§ **Dataset rows**
┌────────

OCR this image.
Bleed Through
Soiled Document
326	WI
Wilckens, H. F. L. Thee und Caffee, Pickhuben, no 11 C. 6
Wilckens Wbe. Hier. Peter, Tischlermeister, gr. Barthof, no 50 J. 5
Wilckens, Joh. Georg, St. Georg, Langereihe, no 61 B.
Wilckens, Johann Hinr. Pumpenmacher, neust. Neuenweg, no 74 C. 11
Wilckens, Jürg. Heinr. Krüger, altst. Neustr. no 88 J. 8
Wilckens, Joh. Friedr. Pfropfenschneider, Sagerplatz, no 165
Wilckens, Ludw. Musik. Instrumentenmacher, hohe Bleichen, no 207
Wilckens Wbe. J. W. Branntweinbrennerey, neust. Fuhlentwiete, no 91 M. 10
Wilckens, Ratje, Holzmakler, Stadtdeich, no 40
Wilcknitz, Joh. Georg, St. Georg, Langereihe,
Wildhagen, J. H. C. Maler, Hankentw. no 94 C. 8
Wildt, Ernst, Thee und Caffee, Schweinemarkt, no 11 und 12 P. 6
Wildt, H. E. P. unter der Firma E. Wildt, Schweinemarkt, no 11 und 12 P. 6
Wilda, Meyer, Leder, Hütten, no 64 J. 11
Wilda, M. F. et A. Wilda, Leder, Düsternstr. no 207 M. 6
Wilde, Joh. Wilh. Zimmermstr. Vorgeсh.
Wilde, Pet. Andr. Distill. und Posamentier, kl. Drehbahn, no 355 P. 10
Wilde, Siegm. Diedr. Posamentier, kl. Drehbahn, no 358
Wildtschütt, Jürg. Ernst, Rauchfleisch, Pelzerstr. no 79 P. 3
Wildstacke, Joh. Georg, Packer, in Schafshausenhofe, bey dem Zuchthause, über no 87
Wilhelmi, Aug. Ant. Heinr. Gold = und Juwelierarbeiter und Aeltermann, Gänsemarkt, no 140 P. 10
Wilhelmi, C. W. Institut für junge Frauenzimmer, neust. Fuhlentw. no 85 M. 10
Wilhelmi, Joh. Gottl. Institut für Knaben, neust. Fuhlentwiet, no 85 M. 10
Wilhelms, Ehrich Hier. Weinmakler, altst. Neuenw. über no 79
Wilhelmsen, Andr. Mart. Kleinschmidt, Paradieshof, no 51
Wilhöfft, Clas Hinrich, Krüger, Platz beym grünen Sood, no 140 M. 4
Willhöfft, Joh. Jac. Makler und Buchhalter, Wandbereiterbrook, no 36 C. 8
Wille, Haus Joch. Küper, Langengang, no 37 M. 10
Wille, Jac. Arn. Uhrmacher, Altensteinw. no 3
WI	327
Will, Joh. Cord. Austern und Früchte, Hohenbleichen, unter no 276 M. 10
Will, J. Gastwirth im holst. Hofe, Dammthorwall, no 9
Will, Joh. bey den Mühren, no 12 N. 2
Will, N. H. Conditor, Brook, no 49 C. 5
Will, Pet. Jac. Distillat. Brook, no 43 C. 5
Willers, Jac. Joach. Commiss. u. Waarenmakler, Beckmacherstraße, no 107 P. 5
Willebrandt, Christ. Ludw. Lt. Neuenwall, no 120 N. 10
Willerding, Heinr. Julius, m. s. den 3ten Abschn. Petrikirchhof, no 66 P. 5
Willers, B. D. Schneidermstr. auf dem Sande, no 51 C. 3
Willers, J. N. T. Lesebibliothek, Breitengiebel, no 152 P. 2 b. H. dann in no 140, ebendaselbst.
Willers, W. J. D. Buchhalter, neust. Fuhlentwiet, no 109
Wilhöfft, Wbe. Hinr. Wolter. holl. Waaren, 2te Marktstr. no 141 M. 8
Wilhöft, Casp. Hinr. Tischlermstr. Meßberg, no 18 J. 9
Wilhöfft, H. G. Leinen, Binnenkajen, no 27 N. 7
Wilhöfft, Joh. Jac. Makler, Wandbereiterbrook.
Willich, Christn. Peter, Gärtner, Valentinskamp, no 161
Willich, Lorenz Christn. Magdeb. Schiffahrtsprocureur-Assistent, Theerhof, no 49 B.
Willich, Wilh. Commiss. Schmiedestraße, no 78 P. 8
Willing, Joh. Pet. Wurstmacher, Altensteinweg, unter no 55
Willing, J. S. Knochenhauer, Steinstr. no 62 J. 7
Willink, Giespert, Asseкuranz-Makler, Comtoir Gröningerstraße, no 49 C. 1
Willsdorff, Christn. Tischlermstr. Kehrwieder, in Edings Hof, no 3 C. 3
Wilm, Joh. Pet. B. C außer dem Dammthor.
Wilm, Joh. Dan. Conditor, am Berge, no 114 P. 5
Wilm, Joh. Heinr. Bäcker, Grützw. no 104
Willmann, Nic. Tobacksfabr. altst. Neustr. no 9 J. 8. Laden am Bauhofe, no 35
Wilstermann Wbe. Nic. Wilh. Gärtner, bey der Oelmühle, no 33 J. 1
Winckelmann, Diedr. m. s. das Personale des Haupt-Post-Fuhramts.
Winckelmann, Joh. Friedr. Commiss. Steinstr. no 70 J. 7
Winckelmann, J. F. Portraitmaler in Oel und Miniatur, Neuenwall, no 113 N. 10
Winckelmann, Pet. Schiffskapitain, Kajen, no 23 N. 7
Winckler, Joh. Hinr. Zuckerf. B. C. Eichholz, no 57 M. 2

└────────

Reproduce the full listing above, character for character.

§ **Output below**
OCR this image.
Bleed Through
Soiled Document
326	WI
Wilckens, H. F. L. Thee und Caffee, Pickhuben, no 11 C. 6
Wilckens Wbe. Hier. Peter, Tischlermeister, gr. Barthof, no 50 J. 5
Wilckens, Joh. Georg, St. Georg, Langereihe, no 61 B.
Wilckens, Johann Hinr. Pumpenmacher, neust. Neuenweg, no 74 C. 11
Wilckens, Jürg. Heinr. Krüger, altst. Neustr. no 88 J. 8
Wilckens, Joh. Friedr. Pfropfenschneider, Sagerplatz, no 165
Wilckens, Ludw. Musik. Instrumentenmacher, hohe Bleichen, no 207
Wilckens Wbe. J. W. Branntweinbrennerey, neust. Fuhlentwiete, no 91 M. 10
Wilckens, Ratje, Holzmakler, Stadtdeich, no 40
Wilcknitz, Joh. Georg, St. Georg, Langereihe,
Wildhagen, J. H. C. Maler, Hankentw. no 94 C. 8
Wildt, Ernst, Thee und Caffee, Schweinemarkt, no 11 und 12 P. 6
Wildt, H. E. P. unter der Firma E. Wildt, Schweinemarkt, no 11 und 12 P. 6
Wilda, Meyer, Leder, Hütten, no 64 J. 11
Wilda, M. F. et A. Wilda, Leder, Düsternstr. no 207 M. 6
Wilde, Joh. Wilh. Zimmermstr. Vorgeсh.
Wilde, Pet. Andr. Distill. und Posamentier, kl. Drehbahn, no 355 P. 10
Wilde, Siegm. Diedr. Posamentier, kl. Drehbahn, no 358
Wildtschütt, Jürg. Ernst, Rauchfleisch, Pelzerstr. no 79 P. 3
Wildstacke, Joh. Georg, Packer, in Schafshausenhofe, bey dem Zuchthause, über no 87
Wilhelmi, Aug. Ant. Heinr. Gold = und Juwelierarbeiter und Aeltermann, Gänsemarkt, no 140 P. 10
Wilhelmi, C. W. Institut für junge Frauenzimmer, neust. Fuhlentw. no 85 M. 10
Wilhelmi, Joh. Gottl. Institut für Knaben, neust. Fuhlentwiet, no 85 M. 10
Wilhelms, Ehrich Hier. Weinmakler, altst. Neuenw. über no 79
Wilhelmsen, Andr. Mart. Kleinschmidt, Paradieshof, no 51
Wilhöfft, Clas Hinrich, Krüger, Platz beym grünen Sood, no 140 M. 4
Willhöfft, Joh. Jac. Makler und Buchhalter, Wandbereiterbrook, no 36 C. 8
Wille, Haus Joch. Küper, Langengang, no 37 M. 10
Wille, Jac. Arn. Uhrmacher, Altensteinw. no 3
WI	327
Will, Joh. Cord. Austern und Früchte, Hohenbleichen, unter no 276 M. 10
Will, J. Gastwirth im holst. Hofe, Dammthorwall, no 9
Will, Joh. bey den Mühren, no 12 N. 2
Will, N. H. Conditor, Brook, no 49 C. 5
Will, Pet. Jac. Distillat. Brook, no 43 C. 5
Willers, Jac. Joach. Commiss. u. Waarenmakler, Beckmacherstraße, no 107 P. 5
Willebrandt, Christ. Ludw. Lt. Neuenwall, no 120 N. 10
Willerding, Heinr. Julius, m. s. den 3ten Abschn. Petrikirchhof, no 66 P. 5
Willers, B. D. Schneidermstr. auf dem Sande, no 51 C. 3
Willers, J. N. T. Lesebibliothek, Breitengiebel, no 152 P. 2 b. H. dann in no 140, ebendaselbst.
Willers, W. J. D. Buchhalter, neust. Fuhlentwiet, no 109
Wilhöfft, Wbe. Hinr. Wolter. holl. Waaren, 2te Marktstr. no 141 M. 8
Wilhöft, Casp. Hinr. Tischlermstr. Meßberg, no 18 J. 9
Wilhöfft, H. G. Leinen, Binnenkajen, no 27 N. 7
Wilhöfft, Joh. Jac. Makler, Wandbereiterbrook.
Willich, Christn. Peter, Gärtner, Valentinskamp, no 161
Willich, Lorenz Christn. Magdeb. Schiffahrtsprocureur-Assistent, Theerhof, no 49 B.
Willich, Wilh. Commiss. Schmiedestraße, no 78 P. 8
Willing, Joh. Pet. Wurstmacher, Altensteinweg, unter no 55
Willing, J. S. Knochenhauer, Steinstr. no 62 J. 7
Willink, Giespert, Asseкuranz-Makler, Comtoir Gröningerstraße, no 49 C. 1
Willsdorff, Christn. Tischlermstr. Kehrwieder, in Edings Hof, no 3 C. 3
Wilm, Joh. Pet. B. C außer dem Dammthor.
Wilm, Joh. Dan. Conditor, am Berge, no 114 P. 5
Wilm, Joh. Heinr. Bäcker, Grützw. no 104
Willmann, Nic. Tobacksfabr. altst. Neustr. no 9 J. 8. Laden am Bauhofe, no 35
Wilstermann Wbe. Nic. Wilh. Gärtner, bey der Oelmühle, no 33 J. 1
Winckelmann, Diedr. m. s. das Personale des Haupt-Post-Fuhramts.
Winckelmann, Joh. Friedr. Commiss. Steinstr. no 70 J. 7
Winckelmann, J. F. Portraitmaler in Oel und Miniatur, Neuenwall, no 113 N. 10
Winckelmann, Pet. Schiffskapitain, Kajen, no 23 N. 7
Winckler, Joh. Hinr. Zuckerf. B. C. Eichholz, no 57 M. 2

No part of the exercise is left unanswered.